# What to work on
Copy out, word for word, everything in the excerpt on intern life at the HA from "I can honestly" down to "that time back.".
Excerpt section start
I worked 40+ hours a week, went to classes, did the laundy-list of required extras (including volunteer-time off campus), and sometimes had my butt campused for not being able to complete everything. When you didn't have enough time to fit in all of your required assignments, they punished you by taking away your "free time". The system at the HA is illogical. It burns people out.
Each intern's experience is different from the next. God has made each of us differently. We all respond differently to different situations. One person's experience does not accurately display the experience of every person that has ever attended the HA. No one can judge a person's experience, because you never experienced it the way they did. It's safe to say that life at the HA is hectic and busy. Don't downplay someone's experience by saying they managed their time wrong. I think it's also very possible for others to have free time, depending on their job, etc. It's more a matter of feeling the freedom to express how you are worn out, exhausted, and that your body is deteriorating then get the time to restore your body. That doesn't seem like an option.
The free time thing varies pretty wildly from intern to intern, based on things like availability of a car or ride to town, money available to spend on gas and fun, the ministry placement, your boss at work, your core advisor, the overall mood of the ha at the time you're there (some years are strict and some are more relaxed), how many core activities your ca has planned, how strict/gung-ho your CA is, etc.
So it's not unexpected to see everything from interns that have plenty of free time to interns that are overworked and exhausted. There are a lot of factors at play (and they don't all have the same weight in individual situations), which I think explains why so many people have so many different perspectives on it. Huge-scope vision coupled with poor planning doesn't help with the free time thing, either, so when that happens everybody pays for it.
I can honestly say that I worked overtime over half of my internship — and had NO free time.
what so ever.
but yes, every interns situation is different.
First off let me say that I am sorry that you worked so much overtime. I cannot speak for anything before 2007, however I was there from 2007-2009 and there were only 4 weeks at various times in the year that overtime were placed, however, those overtime hours were given back the following week after the overtime was placed. You were only allowed to work up to 40 hours during that week. I had interns who wanted to stay longer and I didn't allow them to do so. I also made sure that I gave them the additional hours worked off that following week. I am sorry if you didn't get that time back.
Excerpt section end
Extracted material section start
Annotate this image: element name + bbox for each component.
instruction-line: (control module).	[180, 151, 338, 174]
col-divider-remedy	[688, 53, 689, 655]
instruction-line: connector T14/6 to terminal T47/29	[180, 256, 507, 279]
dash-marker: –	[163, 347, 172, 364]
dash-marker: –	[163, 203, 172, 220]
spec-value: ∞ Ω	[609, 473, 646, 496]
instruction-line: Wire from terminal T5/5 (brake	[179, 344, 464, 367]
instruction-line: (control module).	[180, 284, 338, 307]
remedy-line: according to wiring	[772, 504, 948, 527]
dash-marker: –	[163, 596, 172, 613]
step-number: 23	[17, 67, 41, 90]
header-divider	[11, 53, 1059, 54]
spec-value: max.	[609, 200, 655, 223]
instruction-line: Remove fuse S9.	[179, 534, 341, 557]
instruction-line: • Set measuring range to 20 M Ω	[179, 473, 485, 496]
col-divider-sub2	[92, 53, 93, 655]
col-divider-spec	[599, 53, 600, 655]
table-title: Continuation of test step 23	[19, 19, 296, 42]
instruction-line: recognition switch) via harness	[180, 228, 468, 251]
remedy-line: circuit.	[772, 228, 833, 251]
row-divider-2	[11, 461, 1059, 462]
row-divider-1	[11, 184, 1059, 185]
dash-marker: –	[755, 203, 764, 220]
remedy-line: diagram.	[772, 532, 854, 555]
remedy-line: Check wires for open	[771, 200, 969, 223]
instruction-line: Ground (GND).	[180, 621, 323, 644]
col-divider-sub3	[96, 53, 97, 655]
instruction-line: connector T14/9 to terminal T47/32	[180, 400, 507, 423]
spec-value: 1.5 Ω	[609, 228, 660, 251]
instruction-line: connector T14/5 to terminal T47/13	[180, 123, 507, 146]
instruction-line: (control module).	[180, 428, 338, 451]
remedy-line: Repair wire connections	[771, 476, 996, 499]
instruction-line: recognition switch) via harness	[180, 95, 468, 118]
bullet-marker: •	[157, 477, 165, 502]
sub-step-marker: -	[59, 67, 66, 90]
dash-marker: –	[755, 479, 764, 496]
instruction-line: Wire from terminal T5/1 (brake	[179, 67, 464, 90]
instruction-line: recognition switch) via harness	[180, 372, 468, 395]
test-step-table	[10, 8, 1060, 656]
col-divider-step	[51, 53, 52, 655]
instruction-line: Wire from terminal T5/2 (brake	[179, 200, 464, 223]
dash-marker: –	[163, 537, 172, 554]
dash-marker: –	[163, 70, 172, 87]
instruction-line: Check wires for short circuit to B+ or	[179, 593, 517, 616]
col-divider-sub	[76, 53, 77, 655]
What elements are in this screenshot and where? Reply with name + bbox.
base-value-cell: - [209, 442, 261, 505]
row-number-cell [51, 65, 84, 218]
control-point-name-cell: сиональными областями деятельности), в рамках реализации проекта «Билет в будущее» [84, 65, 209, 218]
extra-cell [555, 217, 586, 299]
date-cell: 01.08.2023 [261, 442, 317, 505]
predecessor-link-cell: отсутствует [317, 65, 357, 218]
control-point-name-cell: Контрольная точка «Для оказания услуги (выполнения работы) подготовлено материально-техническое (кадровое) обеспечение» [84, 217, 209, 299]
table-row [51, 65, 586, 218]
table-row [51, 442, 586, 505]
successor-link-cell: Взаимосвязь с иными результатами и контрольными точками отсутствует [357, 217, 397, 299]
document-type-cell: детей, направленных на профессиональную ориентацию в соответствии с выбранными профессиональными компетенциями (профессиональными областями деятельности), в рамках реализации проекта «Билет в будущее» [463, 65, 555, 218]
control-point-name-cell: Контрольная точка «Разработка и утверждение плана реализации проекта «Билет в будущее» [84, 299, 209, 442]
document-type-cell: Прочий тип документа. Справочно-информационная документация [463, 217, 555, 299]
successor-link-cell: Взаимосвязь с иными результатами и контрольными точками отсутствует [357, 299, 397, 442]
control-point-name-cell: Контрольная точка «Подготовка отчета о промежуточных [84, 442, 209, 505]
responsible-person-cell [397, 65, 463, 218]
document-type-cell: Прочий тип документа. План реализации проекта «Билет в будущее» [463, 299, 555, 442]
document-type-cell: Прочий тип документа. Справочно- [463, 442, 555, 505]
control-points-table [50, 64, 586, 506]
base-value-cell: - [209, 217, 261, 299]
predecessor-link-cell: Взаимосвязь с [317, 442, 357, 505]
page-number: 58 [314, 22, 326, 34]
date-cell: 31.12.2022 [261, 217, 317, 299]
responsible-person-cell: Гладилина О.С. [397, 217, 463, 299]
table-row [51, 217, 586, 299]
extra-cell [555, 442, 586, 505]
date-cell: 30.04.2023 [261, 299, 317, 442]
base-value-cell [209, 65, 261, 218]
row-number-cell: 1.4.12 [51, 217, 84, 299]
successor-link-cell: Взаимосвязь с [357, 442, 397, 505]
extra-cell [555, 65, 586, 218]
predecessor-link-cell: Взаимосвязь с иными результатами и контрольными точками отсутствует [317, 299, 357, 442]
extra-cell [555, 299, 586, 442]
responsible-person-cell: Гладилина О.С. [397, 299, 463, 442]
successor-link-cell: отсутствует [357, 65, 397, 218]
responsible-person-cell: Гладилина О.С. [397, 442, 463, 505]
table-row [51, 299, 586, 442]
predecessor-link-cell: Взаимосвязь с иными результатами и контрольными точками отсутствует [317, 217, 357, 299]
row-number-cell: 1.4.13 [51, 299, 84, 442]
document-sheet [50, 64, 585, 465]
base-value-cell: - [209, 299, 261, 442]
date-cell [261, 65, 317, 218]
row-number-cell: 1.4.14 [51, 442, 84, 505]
Extracted material section end
# Response to this exercise
I can honestly say that I worked overtime over half of my internship — and had NO free time.
what so ever.
but yes, every interns situation is different.
First off let me say that I am sorry that you worked so much overtime. I cannot speak for anything before 2007, however I was there from 2007-2009 and there were only 4 weeks at various times in the year that overtime were placed, however, those overtime hours were given back the following week after the overtime was placed. You were only allowed to work up to 40 hours during that week. I had interns who wanted to stay longer and I didn't allow them to do so. I also made sure that I gave them the additional hours worked off that following week. I am sorry if you didn't get that time back.